## Aim
Every record must be repeated exactly; omit any pictures they contain.

start Input

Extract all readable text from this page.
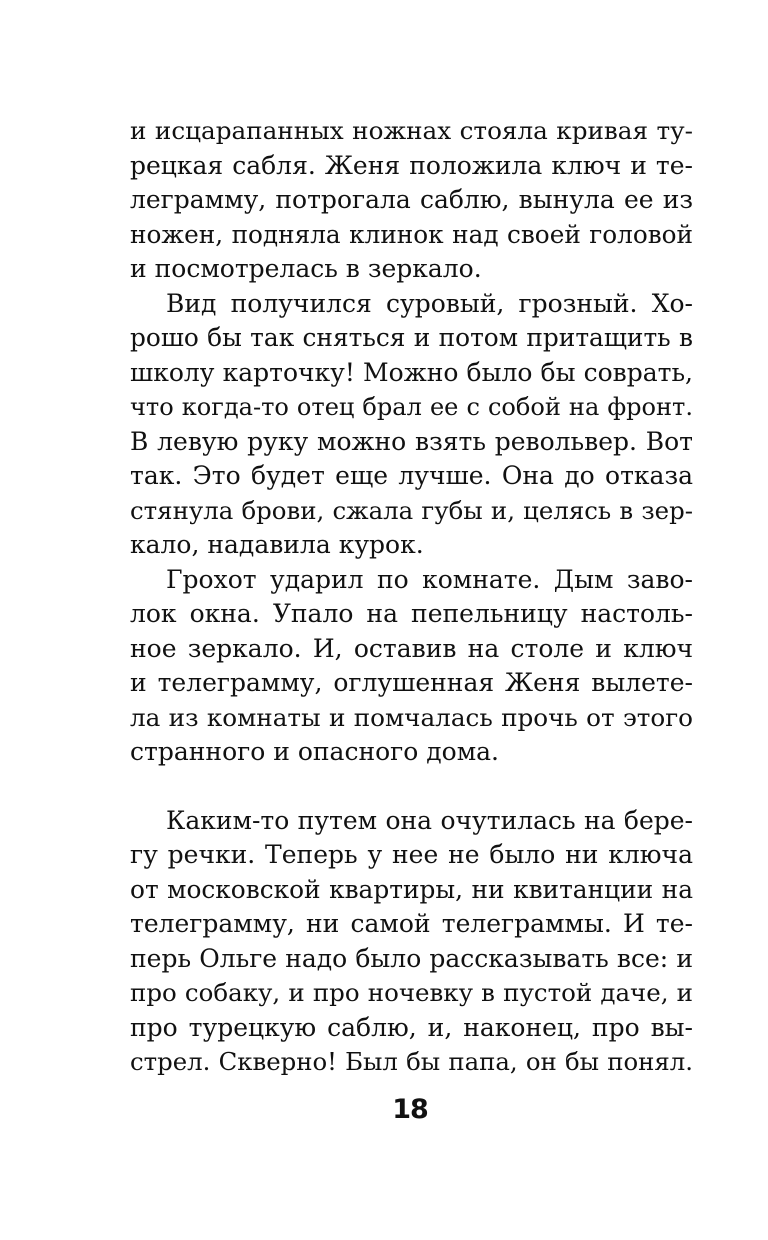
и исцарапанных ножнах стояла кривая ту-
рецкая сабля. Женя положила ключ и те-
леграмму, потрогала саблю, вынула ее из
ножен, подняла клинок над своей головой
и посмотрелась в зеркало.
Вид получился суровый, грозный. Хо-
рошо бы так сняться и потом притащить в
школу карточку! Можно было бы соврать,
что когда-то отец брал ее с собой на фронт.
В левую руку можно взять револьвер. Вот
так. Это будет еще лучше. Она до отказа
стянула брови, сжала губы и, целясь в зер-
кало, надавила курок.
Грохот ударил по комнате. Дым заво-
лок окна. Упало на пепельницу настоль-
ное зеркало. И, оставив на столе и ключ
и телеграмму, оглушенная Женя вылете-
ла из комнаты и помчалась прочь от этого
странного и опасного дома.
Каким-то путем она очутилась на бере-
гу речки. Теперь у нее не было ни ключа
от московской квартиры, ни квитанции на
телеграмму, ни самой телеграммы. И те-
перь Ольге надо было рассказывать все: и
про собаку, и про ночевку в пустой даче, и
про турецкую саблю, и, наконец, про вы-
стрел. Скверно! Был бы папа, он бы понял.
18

end Input

## Worked answer
Extract all readable text from this page.
и исцарапанных ножнах стояла кривая ту-
рецкая сабля. Женя положила ключ и те-
леграмму, потрогала саблю, вынула ее из
ножен, подняла клинок над своей головой
и посмотрелась в зеркало.
Вид получился суровый, грозный. Хо-
рошо бы так сняться и потом притащить в
школу карточку! Можно было бы соврать,
что когда-то отец брал ее с собой на фронт.
В левую руку можно взять револьвер. Вот
так. Это будет еще лучше. Она до отказа
стянула брови, сжала губы и, целясь в зер-
кало, надавила курок.
Грохот ударил по комнате. Дым заво-
лок окна. Упало на пепельницу настоль-
ное зеркало. И, оставив на столе и ключ
и телеграмму, оглушенная Женя вылете-
ла из комнаты и помчалась прочь от этого
странного и опасного дома.
Каким-то путем она очутилась на бере-
гу речки. Теперь у нее не было ни ключа
от московской квартиры, ни квитанции на
телеграмму, ни самой телеграммы. И те-
перь Ольге надо было рассказывать все: и
про собаку, и про ночевку в пустой даче, и
про турецкую саблю, и, наконец, про вы-
стрел. Скверно! Был бы папа, он бы понял.
18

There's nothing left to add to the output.